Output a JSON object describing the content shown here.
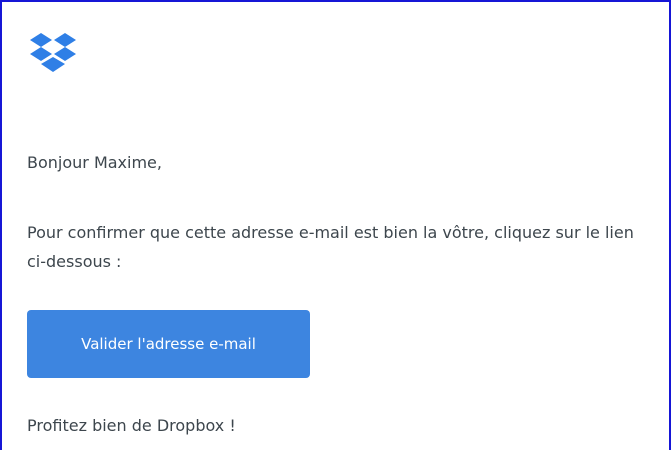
{
  "email": {
    "logo_icon": "dropbox-logo-icon",
    "greeting": "Bonjour Maxime,",
    "body": "Pour confirmer que cette adresse e-mail est bien la vôtre, cliquez sur le lien ci-dessous :",
    "button_label": "Valider l'adresse e-mail",
    "signoff": "Profitez bien de Dropbox !"
  },
  "colors": {
    "accent": "#3d85e0",
    "logo": "#2f7fe6",
    "frame_border": "#1616d6",
    "text": "#3d464d"
  }
}
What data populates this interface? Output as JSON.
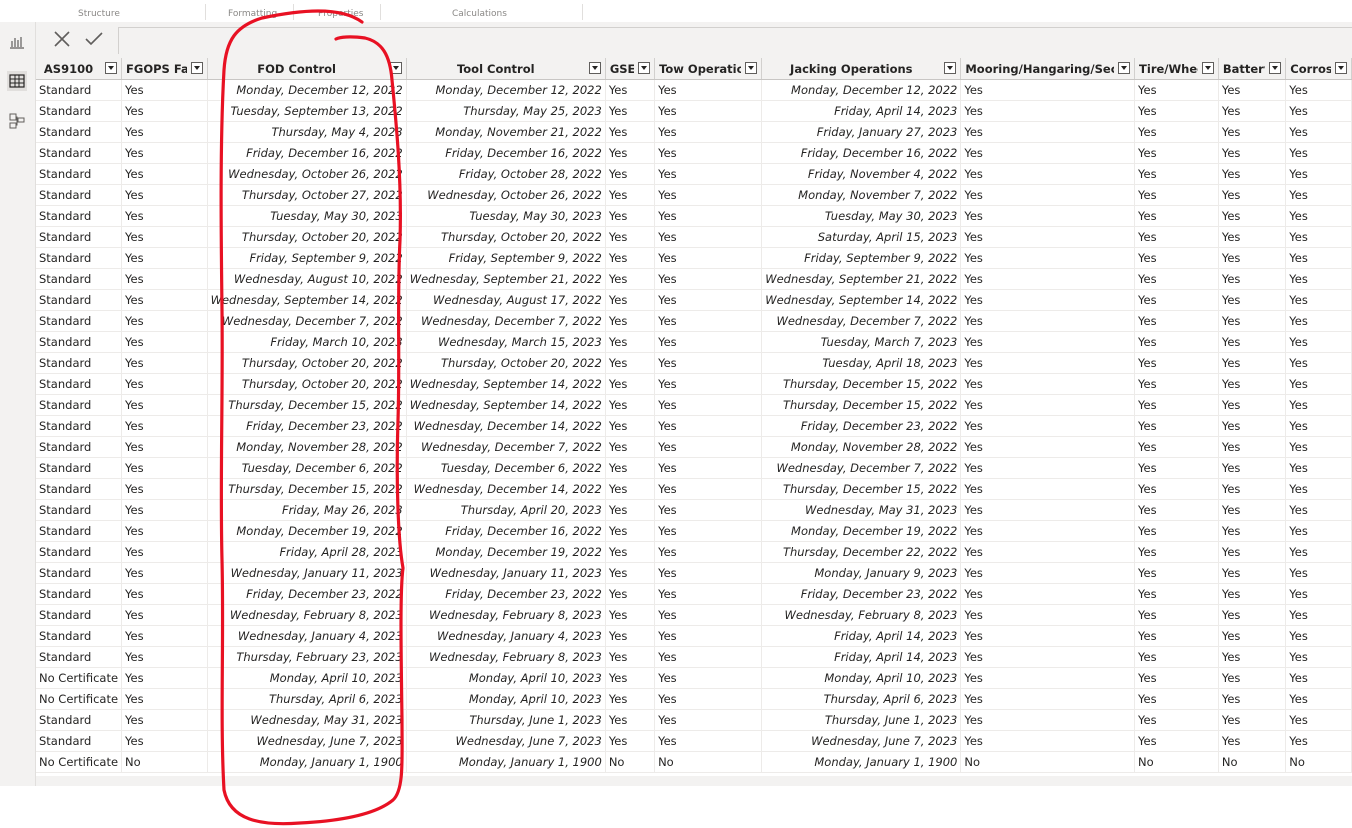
{
  "ribbon": {
    "labels": [
      "Structure",
      "Formatting",
      "Properties",
      "Calculations"
    ]
  },
  "left_rail": {
    "icons": [
      "report-view-icon",
      "data-view-icon",
      "model-view-icon"
    ]
  },
  "formula_bar": {
    "cancel_icon": "close-icon",
    "commit_icon": "checkmark-icon",
    "value": ""
  },
  "columns": [
    {
      "label": "AS9100",
      "width": 82,
      "align": "left",
      "header_align": "center",
      "type": "text"
    },
    {
      "label": "FGOPS Fam",
      "width": 95,
      "align": "left",
      "header_align": "left",
      "type": "text"
    },
    {
      "label": "FOD Control",
      "width": 177,
      "align": "right",
      "header_align": "center",
      "type": "date"
    },
    {
      "label": "Tool Control",
      "width": 177,
      "align": "right",
      "header_align": "center",
      "type": "date"
    },
    {
      "label": "GSE",
      "width": 53,
      "align": "left",
      "header_align": "left",
      "type": "text"
    },
    {
      "label": "Tow Operations",
      "width": 120,
      "align": "left",
      "header_align": "left",
      "type": "text"
    },
    {
      "label": "Jacking Operations",
      "width": 176,
      "align": "right",
      "header_align": "center",
      "type": "date"
    },
    {
      "label": "Mooring/Hangaring/Security",
      "width": 197,
      "align": "left",
      "header_align": "left",
      "type": "text"
    },
    {
      "label": "Tire/Wheel",
      "width": 93,
      "align": "left",
      "header_align": "left",
      "type": "text"
    },
    {
      "label": "Battery",
      "width": 74,
      "align": "left",
      "header_align": "left",
      "type": "text"
    },
    {
      "label": "Corrosion",
      "width": 72,
      "align": "left",
      "header_align": "left",
      "type": "text"
    }
  ],
  "rows": [
    [
      "Standard",
      "Yes",
      "Monday, December 12, 2022",
      "Monday, December 12, 2022",
      "Yes",
      "Yes",
      "Monday, December 12, 2022",
      "Yes",
      "Yes",
      "Yes",
      "Yes"
    ],
    [
      "Standard",
      "Yes",
      "Tuesday, September 13, 2022",
      "Thursday, May 25, 2023",
      "Yes",
      "Yes",
      "Friday, April 14, 2023",
      "Yes",
      "Yes",
      "Yes",
      "Yes"
    ],
    [
      "Standard",
      "Yes",
      "Thursday, May 4, 2023",
      "Monday, November 21, 2022",
      "Yes",
      "Yes",
      "Friday, January 27, 2023",
      "Yes",
      "Yes",
      "Yes",
      "Yes"
    ],
    [
      "Standard",
      "Yes",
      "Friday, December 16, 2022",
      "Friday, December 16, 2022",
      "Yes",
      "Yes",
      "Friday, December 16, 2022",
      "Yes",
      "Yes",
      "Yes",
      "Yes"
    ],
    [
      "Standard",
      "Yes",
      "Wednesday, October 26, 2022",
      "Friday, October 28, 2022",
      "Yes",
      "Yes",
      "Friday, November 4, 2022",
      "Yes",
      "Yes",
      "Yes",
      "Yes"
    ],
    [
      "Standard",
      "Yes",
      "Thursday, October 27, 2022",
      "Wednesday, October 26, 2022",
      "Yes",
      "Yes",
      "Monday, November 7, 2022",
      "Yes",
      "Yes",
      "Yes",
      "Yes"
    ],
    [
      "Standard",
      "Yes",
      "Tuesday, May 30, 2023",
      "Tuesday, May 30, 2023",
      "Yes",
      "Yes",
      "Tuesday, May 30, 2023",
      "Yes",
      "Yes",
      "Yes",
      "Yes"
    ],
    [
      "Standard",
      "Yes",
      "Thursday, October 20, 2022",
      "Thursday, October 20, 2022",
      "Yes",
      "Yes",
      "Saturday, April 15, 2023",
      "Yes",
      "Yes",
      "Yes",
      "Yes"
    ],
    [
      "Standard",
      "Yes",
      "Friday, September 9, 2022",
      "Friday, September 9, 2022",
      "Yes",
      "Yes",
      "Friday, September 9, 2022",
      "Yes",
      "Yes",
      "Yes",
      "Yes"
    ],
    [
      "Standard",
      "Yes",
      "Wednesday, August 10, 2022",
      "Wednesday, September 21, 2022",
      "Yes",
      "Yes",
      "Wednesday, September 21, 2022",
      "Yes",
      "Yes",
      "Yes",
      "Yes"
    ],
    [
      "Standard",
      "Yes",
      "Wednesday, September 14, 2022",
      "Wednesday, August 17, 2022",
      "Yes",
      "Yes",
      "Wednesday, September 14, 2022",
      "Yes",
      "Yes",
      "Yes",
      "Yes"
    ],
    [
      "Standard",
      "Yes",
      "Wednesday, December 7, 2022",
      "Wednesday, December 7, 2022",
      "Yes",
      "Yes",
      "Wednesday, December 7, 2022",
      "Yes",
      "Yes",
      "Yes",
      "Yes"
    ],
    [
      "Standard",
      "Yes",
      "Friday, March 10, 2023",
      "Wednesday, March 15, 2023",
      "Yes",
      "Yes",
      "Tuesday, March 7, 2023",
      "Yes",
      "Yes",
      "Yes",
      "Yes"
    ],
    [
      "Standard",
      "Yes",
      "Thursday, October 20, 2022",
      "Thursday, October 20, 2022",
      "Yes",
      "Yes",
      "Tuesday, April 18, 2023",
      "Yes",
      "Yes",
      "Yes",
      "Yes"
    ],
    [
      "Standard",
      "Yes",
      "Thursday, October 20, 2022",
      "Wednesday, September 14, 2022",
      "Yes",
      "Yes",
      "Thursday, December 15, 2022",
      "Yes",
      "Yes",
      "Yes",
      "Yes"
    ],
    [
      "Standard",
      "Yes",
      "Thursday, December 15, 2022",
      "Wednesday, September 14, 2022",
      "Yes",
      "Yes",
      "Thursday, December 15, 2022",
      "Yes",
      "Yes",
      "Yes",
      "Yes"
    ],
    [
      "Standard",
      "Yes",
      "Friday, December 23, 2022",
      "Wednesday, December 14, 2022",
      "Yes",
      "Yes",
      "Friday, December 23, 2022",
      "Yes",
      "Yes",
      "Yes",
      "Yes"
    ],
    [
      "Standard",
      "Yes",
      "Monday, November 28, 2022",
      "Wednesday, December 7, 2022",
      "Yes",
      "Yes",
      "Monday, November 28, 2022",
      "Yes",
      "Yes",
      "Yes",
      "Yes"
    ],
    [
      "Standard",
      "Yes",
      "Tuesday, December 6, 2022",
      "Tuesday, December 6, 2022",
      "Yes",
      "Yes",
      "Wednesday, December 7, 2022",
      "Yes",
      "Yes",
      "Yes",
      "Yes"
    ],
    [
      "Standard",
      "Yes",
      "Thursday, December 15, 2022",
      "Wednesday, December 14, 2022",
      "Yes",
      "Yes",
      "Thursday, December 15, 2022",
      "Yes",
      "Yes",
      "Yes",
      "Yes"
    ],
    [
      "Standard",
      "Yes",
      "Friday, May 26, 2023",
      "Thursday, April 20, 2023",
      "Yes",
      "Yes",
      "Wednesday, May 31, 2023",
      "Yes",
      "Yes",
      "Yes",
      "Yes"
    ],
    [
      "Standard",
      "Yes",
      "Monday, December 19, 2022",
      "Friday, December 16, 2022",
      "Yes",
      "Yes",
      "Monday, December 19, 2022",
      "Yes",
      "Yes",
      "Yes",
      "Yes"
    ],
    [
      "Standard",
      "Yes",
      "Friday, April 28, 2023",
      "Monday, December 19, 2022",
      "Yes",
      "Yes",
      "Thursday, December 22, 2022",
      "Yes",
      "Yes",
      "Yes",
      "Yes"
    ],
    [
      "Standard",
      "Yes",
      "Wednesday, January 11, 2023",
      "Wednesday, January 11, 2023",
      "Yes",
      "Yes",
      "Monday, January 9, 2023",
      "Yes",
      "Yes",
      "Yes",
      "Yes"
    ],
    [
      "Standard",
      "Yes",
      "Friday, December 23, 2022",
      "Friday, December 23, 2022",
      "Yes",
      "Yes",
      "Friday, December 23, 2022",
      "Yes",
      "Yes",
      "Yes",
      "Yes"
    ],
    [
      "Standard",
      "Yes",
      "Wednesday, February 8, 2023",
      "Wednesday, February 8, 2023",
      "Yes",
      "Yes",
      "Wednesday, February 8, 2023",
      "Yes",
      "Yes",
      "Yes",
      "Yes"
    ],
    [
      "Standard",
      "Yes",
      "Wednesday, January 4, 2023",
      "Wednesday, January 4, 2023",
      "Yes",
      "Yes",
      "Friday, April 14, 2023",
      "Yes",
      "Yes",
      "Yes",
      "Yes"
    ],
    [
      "Standard",
      "Yes",
      "Thursday, February 23, 2023",
      "Wednesday, February 8, 2023",
      "Yes",
      "Yes",
      "Friday, April 14, 2023",
      "Yes",
      "Yes",
      "Yes",
      "Yes"
    ],
    [
      "No Certificate",
      "Yes",
      "Monday, April 10, 2023",
      "Monday, April 10, 2023",
      "Yes",
      "Yes",
      "Monday, April 10, 2023",
      "Yes",
      "Yes",
      "Yes",
      "Yes"
    ],
    [
      "No Certificate",
      "Yes",
      "Thursday, April 6, 2023",
      "Monday, April 10, 2023",
      "Yes",
      "Yes",
      "Thursday, April 6, 2023",
      "Yes",
      "Yes",
      "Yes",
      "Yes"
    ],
    [
      "Standard",
      "Yes",
      "Wednesday, May 31, 2023",
      "Thursday, June 1, 2023",
      "Yes",
      "Yes",
      "Thursday, June 1, 2023",
      "Yes",
      "Yes",
      "Yes",
      "Yes"
    ],
    [
      "Standard",
      "Yes",
      "Wednesday, June 7, 2023",
      "Wednesday, June 7, 2023",
      "Yes",
      "Yes",
      "Wednesday, June 7, 2023",
      "Yes",
      "Yes",
      "Yes",
      "Yes"
    ],
    [
      "No Certificate",
      "No",
      "Monday, January 1, 1900",
      "Monday, January 1, 1900",
      "No",
      "No",
      "Monday, January 1, 1900",
      "No",
      "No",
      "No",
      "No"
    ]
  ],
  "annotation": {
    "type": "freehand-circle",
    "color": "#e81123",
    "target_column": "FOD Control"
  }
}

--- --- ---

What is the number of lines that hold the string "November"? Give it alone.

* _Output of the exercise_:
5